» **WRITTEN PROBLEM**
Find and copy every line in the records that includes the string "data".

» **INPUT RECORDS**

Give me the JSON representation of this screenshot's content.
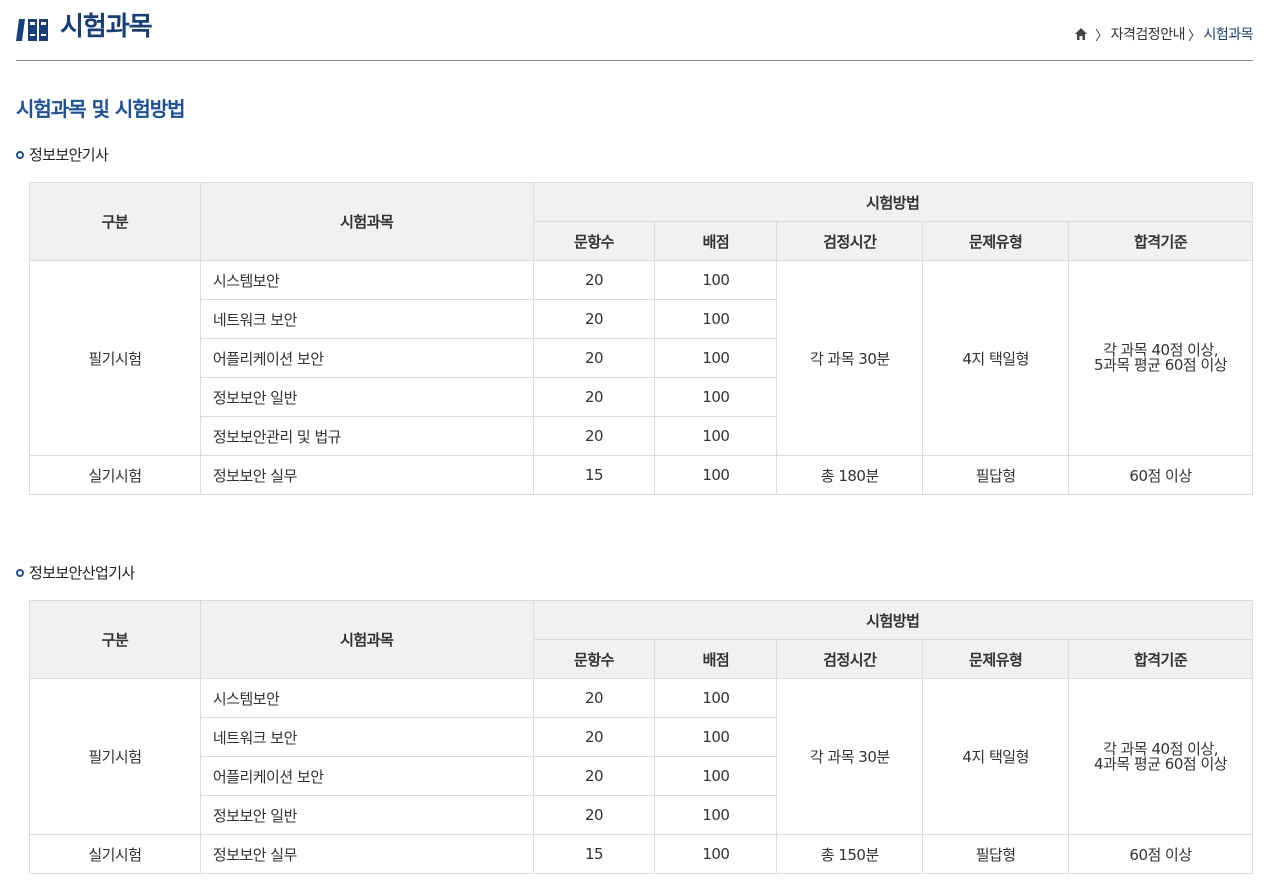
{
  "header": {
    "title": "시험과목",
    "breadcrumb": [
      "자격검정안내",
      "시험과목"
    ]
  },
  "section_title": "시험과목 및 시험방법",
  "tables": [
    {
      "name": "정보보안기사",
      "headers": {
        "category": "구분",
        "subject": "시험과목",
        "method": "시험방법",
        "count": "문항수",
        "score": "배점",
        "time": "검정시간",
        "type": "문제유형",
        "pass": "합격기준"
      },
      "written": {
        "label": "필기시험",
        "rows": [
          {
            "subject": "시스템보안",
            "count": "20",
            "score": "100"
          },
          {
            "subject": "네트워크 보안",
            "count": "20",
            "score": "100"
          },
          {
            "subject": "어플리케이션 보안",
            "count": "20",
            "score": "100"
          },
          {
            "subject": "정보보안 일반",
            "count": "20",
            "score": "100"
          },
          {
            "subject": "정보보안관리 및 법규",
            "count": "20",
            "score": "100"
          }
        ],
        "time": "각 과목 30분",
        "type": "4지 택일형",
        "pass_line1": "각 과목 40점 이상,",
        "pass_line2": "5과목 평균 60점 이상"
      },
      "practical": {
        "label": "실기시험",
        "subject": "정보보안 실무",
        "count": "15",
        "score": "100",
        "time": "총 180분",
        "type": "필답형",
        "pass": "60점 이상"
      }
    },
    {
      "name": "정보보안산업기사",
      "headers": {
        "category": "구분",
        "subject": "시험과목",
        "method": "시험방법",
        "count": "문항수",
        "score": "배점",
        "time": "검정시간",
        "type": "문제유형",
        "pass": "합격기준"
      },
      "written": {
        "label": "필기시험",
        "rows": [
          {
            "subject": "시스템보안",
            "count": "20",
            "score": "100"
          },
          {
            "subject": "네트워크 보안",
            "count": "20",
            "score": "100"
          },
          {
            "subject": "어플리케이션 보안",
            "count": "20",
            "score": "100"
          },
          {
            "subject": "정보보안 일반",
            "count": "20",
            "score": "100"
          }
        ],
        "time": "각 과목 30분",
        "type": "4지 택일형",
        "pass_line1": "각 과목 40점 이상,",
        "pass_line2": "4과목 평균 60점 이상"
      },
      "practical": {
        "label": "실기시험",
        "subject": "정보보안 실무",
        "count": "15",
        "score": "100",
        "time": "총 150분",
        "type": "필답형",
        "pass": "60점 이상"
      }
    }
  ]
}
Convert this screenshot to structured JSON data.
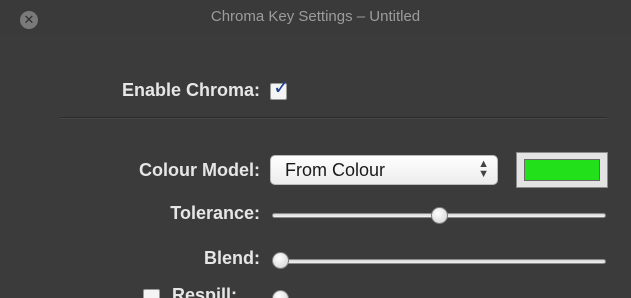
{
  "window": {
    "title": "Chroma Key Settings – Untitled"
  },
  "enable_chroma": {
    "label": "Enable Chroma:",
    "checked": true
  },
  "colour_model": {
    "label": "Colour Model:",
    "value": "From Colour",
    "swatch_color": "#22e01a"
  },
  "tolerance": {
    "label": "Tolerance:",
    "level": 0.5
  },
  "blend": {
    "label": "Blend:",
    "level": 0.0
  },
  "respill": {
    "label": "Respill:",
    "checked": false,
    "level": 0.0
  },
  "icons": {
    "close": "close-icon",
    "checkmark": "checkmark-icon",
    "popup_arrows": "chevron-up-down-icon"
  }
}
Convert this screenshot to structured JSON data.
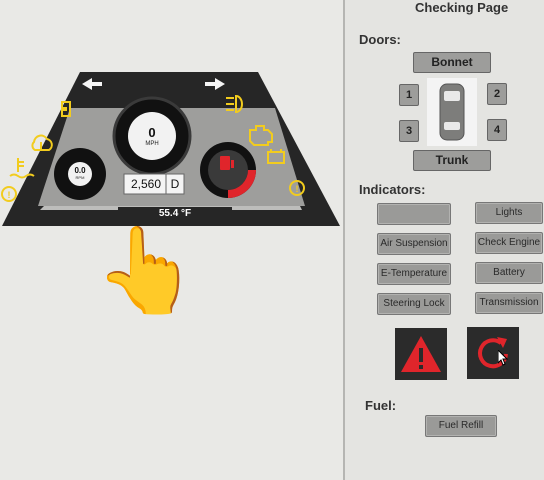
{
  "header": {
    "title": "Checking Page"
  },
  "doors": {
    "label": "Doors:",
    "bonnet": "Bonnet",
    "trunk": "Trunk",
    "door_numbers": [
      "1",
      "2",
      "3",
      "4"
    ]
  },
  "indicators": {
    "label": "Indicators:",
    "buttons": [
      "",
      "Lights",
      "Air Suspension",
      "Check Engine",
      "E-Temperature",
      "Battery",
      "Steering Lock",
      "Transmission"
    ]
  },
  "warning_tiles": {
    "icons": [
      "warning-triangle-icon",
      "reset-arrow-icon"
    ]
  },
  "fuel": {
    "label": "Fuel:",
    "refill": "Fuel Refill"
  },
  "dashboard": {
    "speed_value": "0",
    "speed_unit": "MPH",
    "rpm_value": "0.0",
    "rpm_unit": "RPM",
    "odometer": "2,560",
    "gear": "D",
    "temperature": "55.4 °F",
    "fuel_level": 0.25,
    "colors": {
      "panel": "#262626",
      "warning": "#f2cc1e",
      "fuel_red": "#e0252b",
      "tile_red": "#e0252b"
    }
  },
  "pointer": {
    "icon": "pointing-hand-icon",
    "glyph": "👆"
  }
}
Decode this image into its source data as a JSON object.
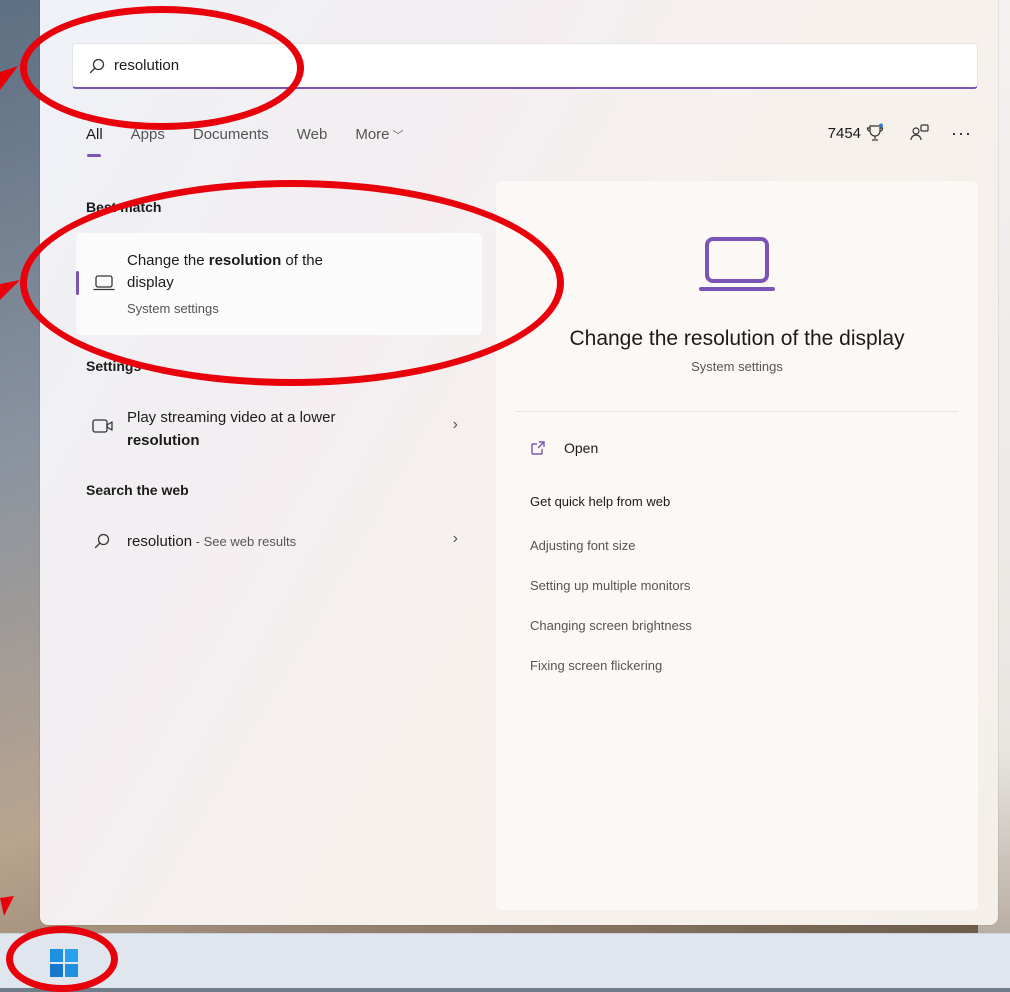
{
  "search": {
    "value": "resolution"
  },
  "tabs": [
    {
      "label": "All"
    },
    {
      "label": "Apps"
    },
    {
      "label": "Documents"
    },
    {
      "label": "Web"
    },
    {
      "label": "More"
    }
  ],
  "header_right": {
    "points": "7454"
  },
  "sections": {
    "best_match": "Best match",
    "settings": "Settings",
    "search_web": "Search the web"
  },
  "best_match": {
    "title_pre": "Change the ",
    "title_bold": "resolution",
    "title_post": " of the",
    "title_line2": "display",
    "subtitle": "System settings"
  },
  "settings_item": {
    "line1": "Play streaming video at a lower",
    "line2": "resolution"
  },
  "web_item": {
    "query": "resolution",
    "suffix": " - See web results"
  },
  "detail": {
    "title": "Change the resolution of the display",
    "subtitle": "System settings",
    "open_label": "Open",
    "help_title": "Get quick help from web",
    "help_links": [
      "Adjusting font size",
      "Setting up multiple monitors",
      "Changing screen brightness",
      "Fixing screen flickering"
    ]
  },
  "colors": {
    "accent": "#7a55b5",
    "annotation": "#e8000b"
  }
}
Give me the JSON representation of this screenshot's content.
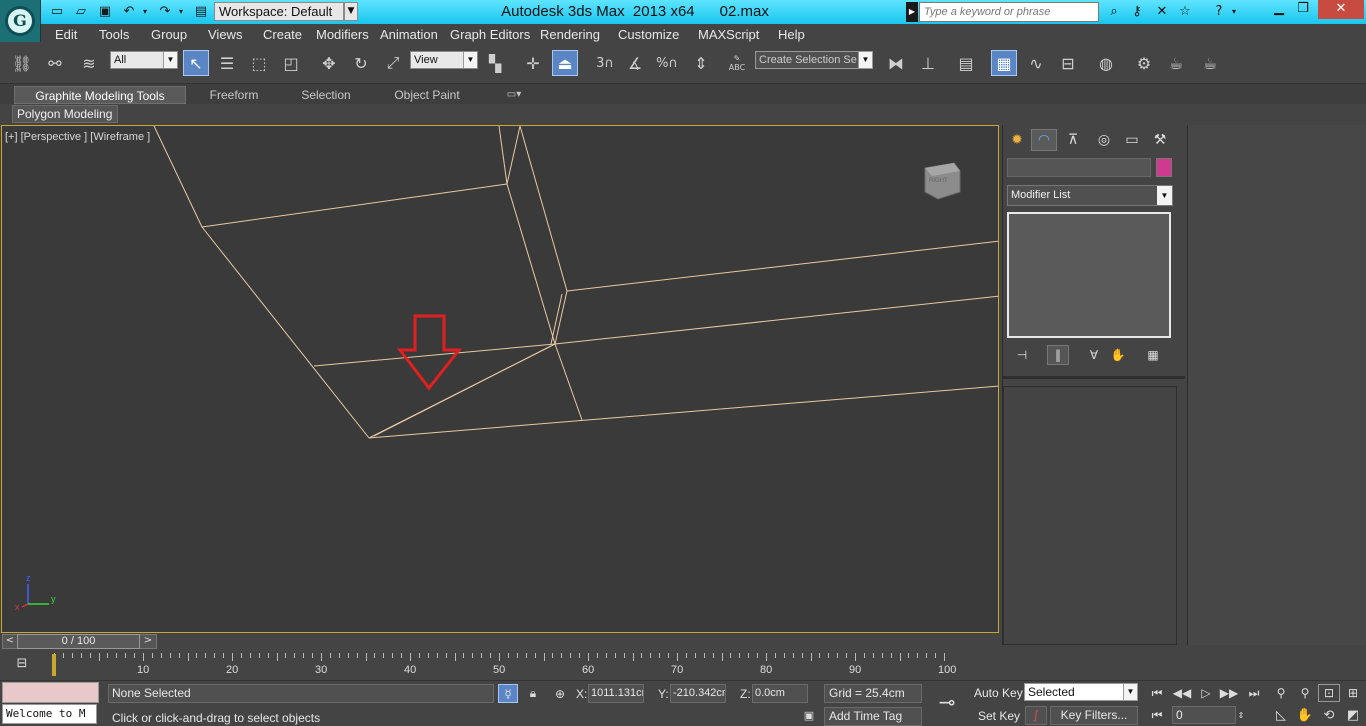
{
  "title_bar": {
    "workspace": "Workspace: Default",
    "app_title": "Autodesk 3ds Max  2013 x64      02.max",
    "search_placeholder": "Type a keyword or phrase",
    "accent": "#19c6ee"
  },
  "menu": [
    "Edit",
    "Tools",
    "Group",
    "Views",
    "Create",
    "Modifiers",
    "Animation",
    "Graph Editors",
    "Rendering",
    "Customize",
    "MAXScript",
    "Help"
  ],
  "main_toolbar": {
    "selection_filter": "All",
    "reference_coord": "View",
    "named_selection_placeholder": "Create Selection Se",
    "snap_labels": {
      "snap": "3",
      "percent": "%",
      "abc": "ABC"
    }
  },
  "ribbon": {
    "tabs": [
      "Graphite Modeling Tools",
      "Freeform",
      "Selection",
      "Object Paint"
    ],
    "active_tab": 0,
    "panel": "Polygon Modeling"
  },
  "viewport": {
    "label": "[+] [Perspective ] [Wireframe ]",
    "viewcube_face": "RIGHT",
    "axis_labels": {
      "z": "z",
      "x": "x",
      "y": "y"
    },
    "wire_color": "#e9c9a3",
    "arrow_color": "#e02020",
    "border_color": "#c8a830"
  },
  "command_panel": {
    "name_value": "",
    "object_color": "#cf3a8f",
    "modifier_list": "Modifier List"
  },
  "time_slider": {
    "counter": "0 / 100",
    "prev": "<",
    "next": ">"
  },
  "trackbar": {
    "ticks": [
      "10",
      "20",
      "30",
      "40",
      "50",
      "60",
      "70",
      "80",
      "90",
      "100"
    ]
  },
  "status": {
    "maxscript_listener": "Welcome to M",
    "selection": "None Selected",
    "prompt": "Click or click-and-drag to select objects",
    "x_label": "X:",
    "x_value": "1011.131cr",
    "y_label": "Y:",
    "y_value": "-210.342cm",
    "z_label": "Z:",
    "z_value": "0.0cm",
    "grid": "Grid = 25.4cm",
    "add_time_tag": "Add Time Tag",
    "auto_key": "Auto Key",
    "set_key": "Set Key",
    "key_mode": "Selected",
    "key_filters": "Key Filters...",
    "frame": "0"
  }
}
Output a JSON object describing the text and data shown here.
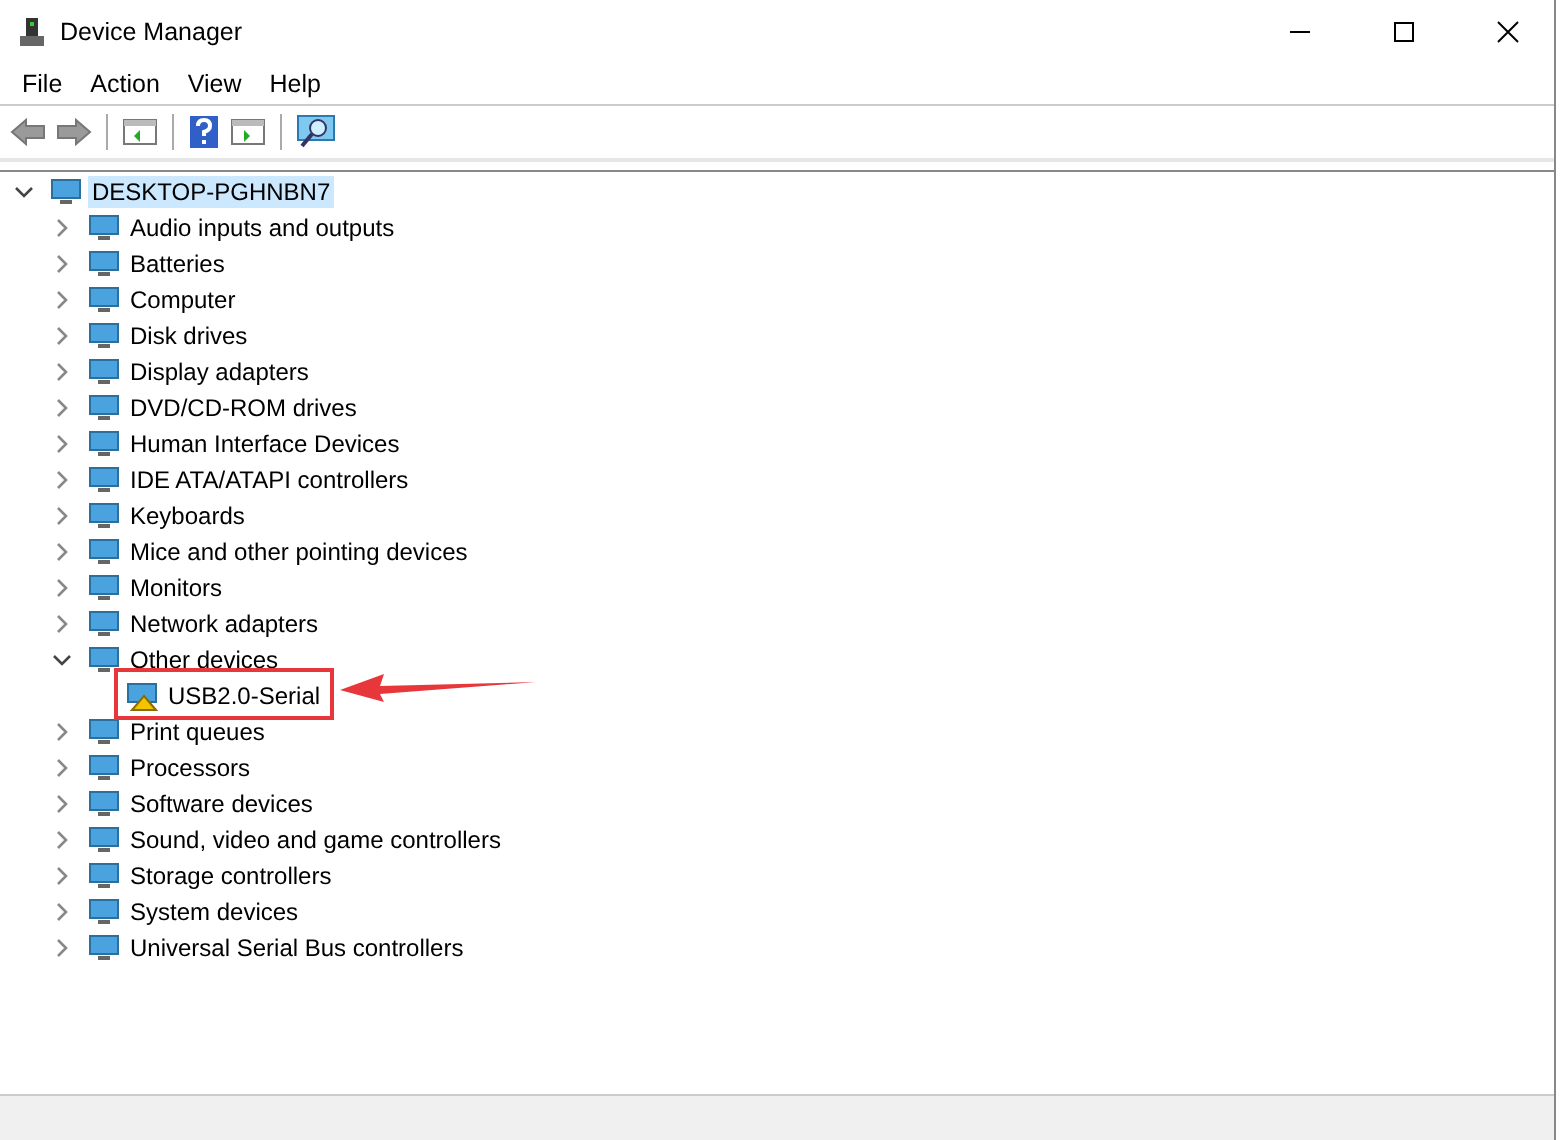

» **RESPONSE TO THE EXERCISE**
Convert this screenshot to structured JSON data.
Convert this screenshot to structured JSON data.
Decode this image into its source data as a JSON object.
Output a JSON object describing the text and data shown here.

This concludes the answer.